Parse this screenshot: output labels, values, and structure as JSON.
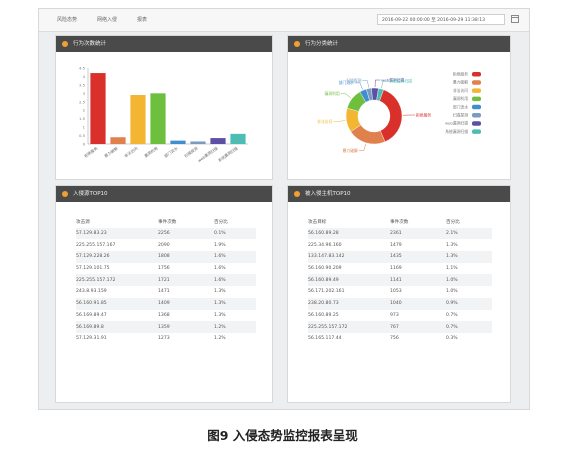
{
  "nav": {
    "tabs": [
      "风险态势",
      "网络入侵",
      "报表"
    ]
  },
  "date_range": "2016-09-22 00:00:00 至 2016-09-29 11:38:13",
  "panels": {
    "bar_title": "行为次数统计",
    "pie_title": "行为分类统计",
    "table1_title": "入侵源TOP10",
    "table2_title": "被入侵主机TOP10"
  },
  "chart_data": [
    {
      "type": "bar",
      "title": "行为次数统计",
      "categories": [
        "拒绝服务",
        "暴力破解",
        "非法访问",
        "漏洞利用",
        "部门流水",
        "扫描探测",
        "web漏洞扫描",
        "系统漏洞扫描"
      ],
      "values": [
        4.2,
        0.4,
        2.9,
        3.0,
        0.2,
        0.15,
        0.35,
        0.6
      ],
      "ylim": [
        0,
        4.5
      ],
      "yticks": [
        "4.5",
        "4",
        "3.5",
        "3",
        "2.5",
        "2",
        "1.5",
        "1",
        "0.5",
        "0"
      ],
      "colors": [
        "#d9302c",
        "#e0804c",
        "#f2b633",
        "#6fbf3f",
        "#3e8ed0",
        "#7a9bbd",
        "#5c4fa6",
        "#4dbdb3"
      ]
    },
    {
      "type": "pie",
      "title": "行为分类统计",
      "labels": [
        "拒绝服务",
        "暴力破解",
        "非法访问",
        "漏洞利用",
        "部门流水",
        "扫描探测",
        "web漏洞扫描",
        "系统漏洞扫描"
      ],
      "values": [
        38,
        22,
        14,
        12,
        4,
        3,
        4,
        3
      ],
      "colors": [
        "#d9302c",
        "#e0804c",
        "#f2b633",
        "#6fbf3f",
        "#3e8ed0",
        "#7a9bbd",
        "#5c4fa6",
        "#4dbdb3"
      ],
      "legend": "right"
    }
  ],
  "table1": {
    "headers": [
      "攻击源",
      "事件次数",
      "百分比"
    ],
    "rows": [
      [
        "57.129.83.23",
        "2256",
        "0.1%"
      ],
      [
        "225.255.157.167",
        "2090",
        "1.9%"
      ],
      [
        "57.129.228.26",
        "1808",
        "1.6%"
      ],
      [
        "57.129.101.75",
        "1756",
        "1.6%"
      ],
      [
        "225.255.157.172",
        "1721",
        "1.6%"
      ],
      [
        "243.8.93.159",
        "1471",
        "1.3%"
      ],
      [
        "56.160.91.85",
        "1409",
        "1.3%"
      ],
      [
        "56.169.89.47",
        "1368",
        "1.3%"
      ],
      [
        "56.169.89.8",
        "1359",
        "1.2%"
      ],
      [
        "57.129.31.91",
        "1273",
        "1.2%"
      ]
    ]
  },
  "table2": {
    "headers": [
      "攻击目标",
      "事件次数",
      "百分比"
    ],
    "rows": [
      [
        "56.160.89.28",
        "2361",
        "2.1%"
      ],
      [
        "225.34.96.160",
        "1479",
        "1.3%"
      ],
      [
        "133.147.83.142",
        "1435",
        "1.3%"
      ],
      [
        "56.160.90.209",
        "1169",
        "1.1%"
      ],
      [
        "56.160.89.49",
        "1141",
        "1.0%"
      ],
      [
        "56.171.202.161",
        "1053",
        "1.0%"
      ],
      [
        "238.20.80.73",
        "1040",
        "0.9%"
      ],
      [
        "56.160.89.25",
        "973",
        "0.7%"
      ],
      [
        "225.255.157.172",
        "767",
        "0.7%"
      ],
      [
        "56.165.117.44",
        "756",
        "0.3%"
      ]
    ]
  },
  "caption": "图9  入侵态势监控报表呈现"
}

----------------

Every entry must be reproduced exactly, with the images left out.

[COMPLETE ANSWER]
Parse this screenshot: output labels, values, and structure as JSON.
{
  "nav": {
    "tabs": [
      "风险态势",
      "网络入侵",
      "报表"
    ]
  },
  "date_range": "2016-09-22 00:00:00 至 2016-09-29 11:38:13",
  "panels": {
    "bar_title": "行为次数统计",
    "pie_title": "行为分类统计",
    "table1_title": "入侵源TOP10",
    "table2_title": "被入侵主机TOP10"
  },
  "chart_data": [
    {
      "type": "bar",
      "title": "行为次数统计",
      "categories": [
        "拒绝服务",
        "暴力破解",
        "非法访问",
        "漏洞利用",
        "部门流水",
        "扫描探测",
        "web漏洞扫描",
        "系统漏洞扫描"
      ],
      "values": [
        4.2,
        0.4,
        2.9,
        3.0,
        0.2,
        0.15,
        0.35,
        0.6
      ],
      "ylim": [
        0,
        4.5
      ],
      "yticks": [
        "4.5",
        "4",
        "3.5",
        "3",
        "2.5",
        "2",
        "1.5",
        "1",
        "0.5",
        "0"
      ],
      "colors": [
        "#d9302c",
        "#e0804c",
        "#f2b633",
        "#6fbf3f",
        "#3e8ed0",
        "#7a9bbd",
        "#5c4fa6",
        "#4dbdb3"
      ]
    },
    {
      "type": "pie",
      "title": "行为分类统计",
      "labels": [
        "拒绝服务",
        "暴力破解",
        "非法访问",
        "漏洞利用",
        "部门流水",
        "扫描探测",
        "web漏洞扫描",
        "系统漏洞扫描"
      ],
      "values": [
        38,
        22,
        14,
        12,
        4,
        3,
        4,
        3
      ],
      "colors": [
        "#d9302c",
        "#e0804c",
        "#f2b633",
        "#6fbf3f",
        "#3e8ed0",
        "#7a9bbd",
        "#5c4fa6",
        "#4dbdb3"
      ],
      "legend": "right"
    }
  ],
  "table1": {
    "headers": [
      "攻击源",
      "事件次数",
      "百分比"
    ],
    "rows": [
      [
        "57.129.83.23",
        "2256",
        "0.1%"
      ],
      [
        "225.255.157.167",
        "2090",
        "1.9%"
      ],
      [
        "57.129.228.26",
        "1808",
        "1.6%"
      ],
      [
        "57.129.101.75",
        "1756",
        "1.6%"
      ],
      [
        "225.255.157.172",
        "1721",
        "1.6%"
      ],
      [
        "243.8.93.159",
        "1471",
        "1.3%"
      ],
      [
        "56.160.91.85",
        "1409",
        "1.3%"
      ],
      [
        "56.169.89.47",
        "1368",
        "1.3%"
      ],
      [
        "56.169.89.8",
        "1359",
        "1.2%"
      ],
      [
        "57.129.31.91",
        "1273",
        "1.2%"
      ]
    ]
  },
  "table2": {
    "headers": [
      "攻击目标",
      "事件次数",
      "百分比"
    ],
    "rows": [
      [
        "56.160.89.28",
        "2361",
        "2.1%"
      ],
      [
        "225.34.96.160",
        "1479",
        "1.3%"
      ],
      [
        "133.147.83.142",
        "1435",
        "1.3%"
      ],
      [
        "56.160.90.209",
        "1169",
        "1.1%"
      ],
      [
        "56.160.89.49",
        "1141",
        "1.0%"
      ],
      [
        "56.171.202.161",
        "1053",
        "1.0%"
      ],
      [
        "238.20.80.73",
        "1040",
        "0.9%"
      ],
      [
        "56.160.89.25",
        "973",
        "0.7%"
      ],
      [
        "225.255.157.172",
        "767",
        "0.7%"
      ],
      [
        "56.165.117.44",
        "756",
        "0.3%"
      ]
    ]
  },
  "caption": "图9  入侵态势监控报表呈现"
}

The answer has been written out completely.